■ **Task to carry out**: Scan the data below for the string "Complaints". Copy every line where it appears.

[Items from a figure collection]
====================

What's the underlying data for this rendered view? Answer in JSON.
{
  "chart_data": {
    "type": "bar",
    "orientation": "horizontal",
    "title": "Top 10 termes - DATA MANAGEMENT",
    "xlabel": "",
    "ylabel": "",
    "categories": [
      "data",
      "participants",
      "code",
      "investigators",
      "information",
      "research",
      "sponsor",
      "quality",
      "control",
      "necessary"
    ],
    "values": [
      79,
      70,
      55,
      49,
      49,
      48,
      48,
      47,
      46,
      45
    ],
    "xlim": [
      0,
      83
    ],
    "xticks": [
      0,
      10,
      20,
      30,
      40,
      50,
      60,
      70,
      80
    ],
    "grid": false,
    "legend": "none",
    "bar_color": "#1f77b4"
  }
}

====================

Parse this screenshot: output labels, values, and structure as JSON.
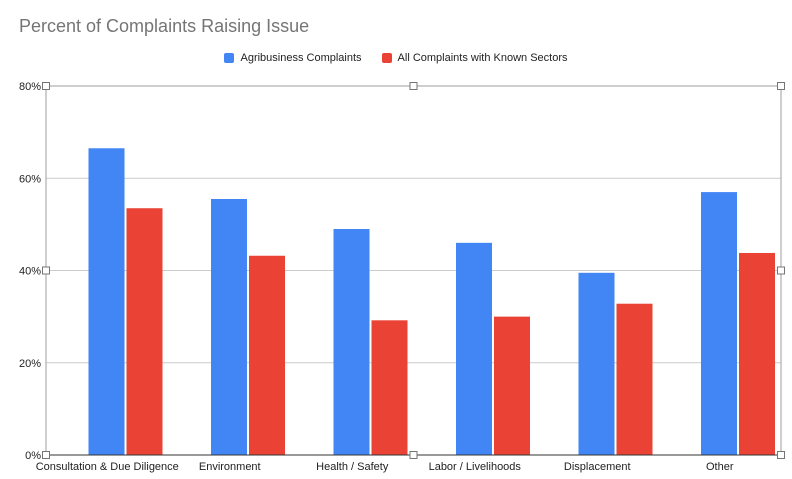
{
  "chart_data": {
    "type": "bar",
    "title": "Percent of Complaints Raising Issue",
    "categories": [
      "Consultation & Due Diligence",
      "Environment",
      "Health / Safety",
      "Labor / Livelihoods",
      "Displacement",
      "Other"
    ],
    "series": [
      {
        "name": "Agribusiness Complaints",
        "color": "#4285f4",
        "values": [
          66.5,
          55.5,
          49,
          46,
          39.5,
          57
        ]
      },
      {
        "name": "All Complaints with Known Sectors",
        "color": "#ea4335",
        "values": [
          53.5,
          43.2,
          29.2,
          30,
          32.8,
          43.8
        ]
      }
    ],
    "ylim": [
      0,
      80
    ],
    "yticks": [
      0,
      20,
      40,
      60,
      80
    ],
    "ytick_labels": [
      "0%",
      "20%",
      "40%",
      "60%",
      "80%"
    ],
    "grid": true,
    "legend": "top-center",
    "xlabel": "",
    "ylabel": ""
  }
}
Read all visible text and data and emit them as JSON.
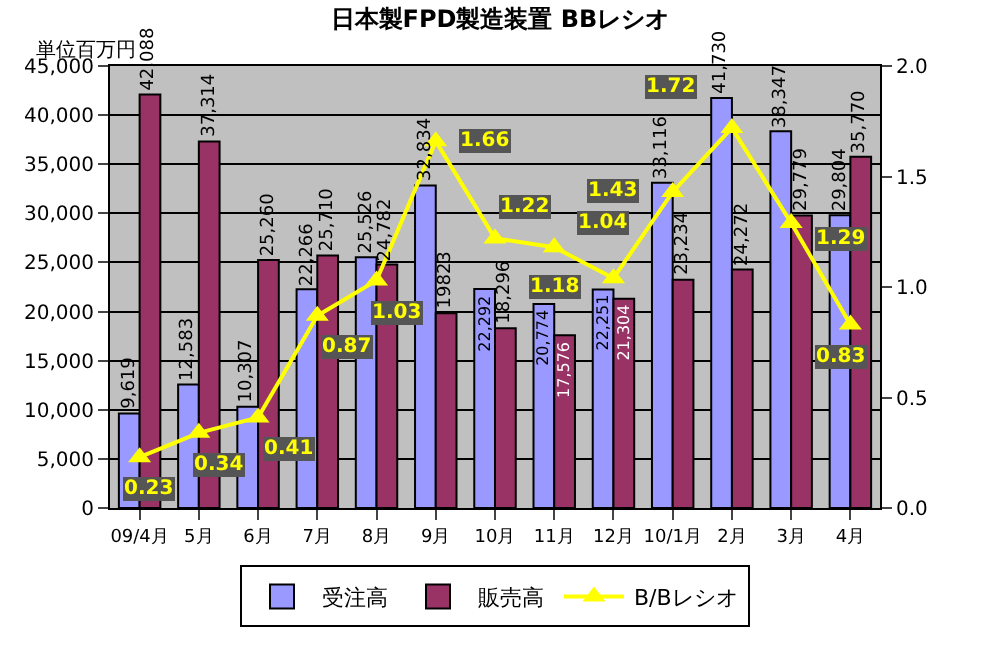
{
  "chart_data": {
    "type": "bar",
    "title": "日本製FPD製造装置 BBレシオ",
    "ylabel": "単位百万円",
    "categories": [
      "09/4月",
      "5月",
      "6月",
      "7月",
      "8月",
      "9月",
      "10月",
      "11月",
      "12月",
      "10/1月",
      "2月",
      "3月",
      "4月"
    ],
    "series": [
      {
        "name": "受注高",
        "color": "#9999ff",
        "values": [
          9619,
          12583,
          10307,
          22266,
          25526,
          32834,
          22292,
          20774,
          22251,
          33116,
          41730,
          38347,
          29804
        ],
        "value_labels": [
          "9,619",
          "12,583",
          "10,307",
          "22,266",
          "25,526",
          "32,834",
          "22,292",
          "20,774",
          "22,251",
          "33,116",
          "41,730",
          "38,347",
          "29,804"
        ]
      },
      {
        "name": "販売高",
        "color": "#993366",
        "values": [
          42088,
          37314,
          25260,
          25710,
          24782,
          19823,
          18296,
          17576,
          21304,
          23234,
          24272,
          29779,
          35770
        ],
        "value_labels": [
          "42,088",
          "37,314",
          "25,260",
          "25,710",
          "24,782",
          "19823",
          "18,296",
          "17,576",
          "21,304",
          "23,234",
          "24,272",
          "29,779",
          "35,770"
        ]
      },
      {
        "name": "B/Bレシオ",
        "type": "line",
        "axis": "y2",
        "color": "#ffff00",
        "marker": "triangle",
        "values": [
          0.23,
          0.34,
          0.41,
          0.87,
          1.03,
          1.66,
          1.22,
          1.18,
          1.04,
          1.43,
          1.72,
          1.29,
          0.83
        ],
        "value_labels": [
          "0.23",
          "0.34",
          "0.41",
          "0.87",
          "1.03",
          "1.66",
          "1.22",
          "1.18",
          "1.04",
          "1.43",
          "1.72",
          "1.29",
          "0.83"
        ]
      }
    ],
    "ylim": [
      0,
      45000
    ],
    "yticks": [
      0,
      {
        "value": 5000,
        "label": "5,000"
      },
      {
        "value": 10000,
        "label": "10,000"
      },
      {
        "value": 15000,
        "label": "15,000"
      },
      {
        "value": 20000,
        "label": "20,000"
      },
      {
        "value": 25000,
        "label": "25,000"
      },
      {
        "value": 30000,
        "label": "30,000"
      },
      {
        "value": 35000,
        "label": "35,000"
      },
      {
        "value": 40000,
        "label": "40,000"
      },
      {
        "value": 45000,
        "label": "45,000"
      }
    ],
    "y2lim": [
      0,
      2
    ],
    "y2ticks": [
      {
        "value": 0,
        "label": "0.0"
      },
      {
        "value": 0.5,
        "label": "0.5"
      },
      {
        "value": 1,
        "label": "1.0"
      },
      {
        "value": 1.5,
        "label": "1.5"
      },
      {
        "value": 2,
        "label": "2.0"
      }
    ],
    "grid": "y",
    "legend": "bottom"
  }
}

====================

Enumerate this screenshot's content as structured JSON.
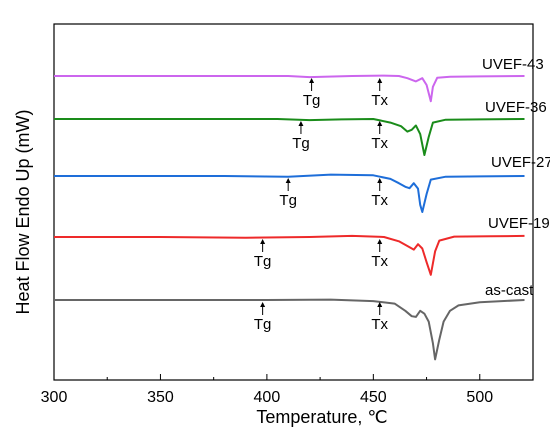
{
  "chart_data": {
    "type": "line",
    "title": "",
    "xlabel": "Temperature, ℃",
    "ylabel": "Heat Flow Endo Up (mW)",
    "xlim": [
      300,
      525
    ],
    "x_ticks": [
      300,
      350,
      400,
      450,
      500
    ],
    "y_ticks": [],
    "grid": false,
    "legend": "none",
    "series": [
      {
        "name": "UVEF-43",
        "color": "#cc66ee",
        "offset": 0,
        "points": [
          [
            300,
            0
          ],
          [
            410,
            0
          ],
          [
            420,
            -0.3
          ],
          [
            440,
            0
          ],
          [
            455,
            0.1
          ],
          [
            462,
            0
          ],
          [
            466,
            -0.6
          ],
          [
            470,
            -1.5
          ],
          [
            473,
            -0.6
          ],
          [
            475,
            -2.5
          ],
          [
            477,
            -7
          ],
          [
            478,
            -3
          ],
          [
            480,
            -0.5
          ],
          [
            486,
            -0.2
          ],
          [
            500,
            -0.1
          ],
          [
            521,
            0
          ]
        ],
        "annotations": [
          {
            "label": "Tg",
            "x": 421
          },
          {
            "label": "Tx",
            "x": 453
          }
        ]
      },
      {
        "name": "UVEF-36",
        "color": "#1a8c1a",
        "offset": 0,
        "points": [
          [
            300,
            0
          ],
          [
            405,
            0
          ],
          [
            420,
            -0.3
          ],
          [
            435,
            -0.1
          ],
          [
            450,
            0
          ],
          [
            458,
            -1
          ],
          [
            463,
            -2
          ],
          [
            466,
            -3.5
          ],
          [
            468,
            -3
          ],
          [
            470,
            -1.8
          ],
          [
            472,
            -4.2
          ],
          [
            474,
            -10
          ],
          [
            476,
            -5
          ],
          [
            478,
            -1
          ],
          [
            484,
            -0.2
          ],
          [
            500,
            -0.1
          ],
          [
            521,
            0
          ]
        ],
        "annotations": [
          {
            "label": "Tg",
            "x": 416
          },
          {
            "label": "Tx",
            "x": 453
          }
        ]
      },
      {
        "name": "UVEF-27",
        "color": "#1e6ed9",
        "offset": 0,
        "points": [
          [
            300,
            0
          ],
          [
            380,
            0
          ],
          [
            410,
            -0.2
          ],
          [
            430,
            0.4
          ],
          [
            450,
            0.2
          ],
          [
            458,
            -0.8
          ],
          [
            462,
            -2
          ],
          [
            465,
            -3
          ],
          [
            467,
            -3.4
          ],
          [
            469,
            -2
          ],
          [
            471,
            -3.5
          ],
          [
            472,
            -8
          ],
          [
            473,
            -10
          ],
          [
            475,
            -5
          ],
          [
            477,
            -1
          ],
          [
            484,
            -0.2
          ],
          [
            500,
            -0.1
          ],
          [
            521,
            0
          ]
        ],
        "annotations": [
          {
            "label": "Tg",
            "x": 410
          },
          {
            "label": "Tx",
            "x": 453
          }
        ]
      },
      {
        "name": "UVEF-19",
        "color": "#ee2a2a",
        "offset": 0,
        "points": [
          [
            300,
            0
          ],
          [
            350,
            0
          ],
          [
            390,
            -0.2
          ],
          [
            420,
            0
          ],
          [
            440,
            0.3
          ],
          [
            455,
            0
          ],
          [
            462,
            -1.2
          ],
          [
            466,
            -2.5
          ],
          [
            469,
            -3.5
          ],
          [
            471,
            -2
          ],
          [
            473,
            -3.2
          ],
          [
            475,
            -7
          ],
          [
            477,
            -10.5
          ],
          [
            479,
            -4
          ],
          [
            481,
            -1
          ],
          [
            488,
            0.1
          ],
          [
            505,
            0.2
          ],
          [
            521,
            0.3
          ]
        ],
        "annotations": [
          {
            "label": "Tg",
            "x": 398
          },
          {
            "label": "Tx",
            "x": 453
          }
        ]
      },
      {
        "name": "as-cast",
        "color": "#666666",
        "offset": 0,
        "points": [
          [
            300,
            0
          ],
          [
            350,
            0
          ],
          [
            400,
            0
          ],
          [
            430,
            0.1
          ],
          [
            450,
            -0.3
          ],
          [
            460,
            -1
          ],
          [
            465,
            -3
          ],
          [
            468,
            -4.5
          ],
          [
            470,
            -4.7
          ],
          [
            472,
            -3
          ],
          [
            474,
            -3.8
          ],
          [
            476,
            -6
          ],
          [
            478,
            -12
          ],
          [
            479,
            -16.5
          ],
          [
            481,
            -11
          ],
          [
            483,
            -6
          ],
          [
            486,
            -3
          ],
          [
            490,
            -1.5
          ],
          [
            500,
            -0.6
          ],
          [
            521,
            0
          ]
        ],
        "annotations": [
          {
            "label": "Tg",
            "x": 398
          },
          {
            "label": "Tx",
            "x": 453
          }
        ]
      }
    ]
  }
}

====================

■ **Worked answer**:
    "title": "Percent of Complaints Raising Issue",
        "name": "Agribusiness Complaints",
        "name": "All Complaints with Known Sectors",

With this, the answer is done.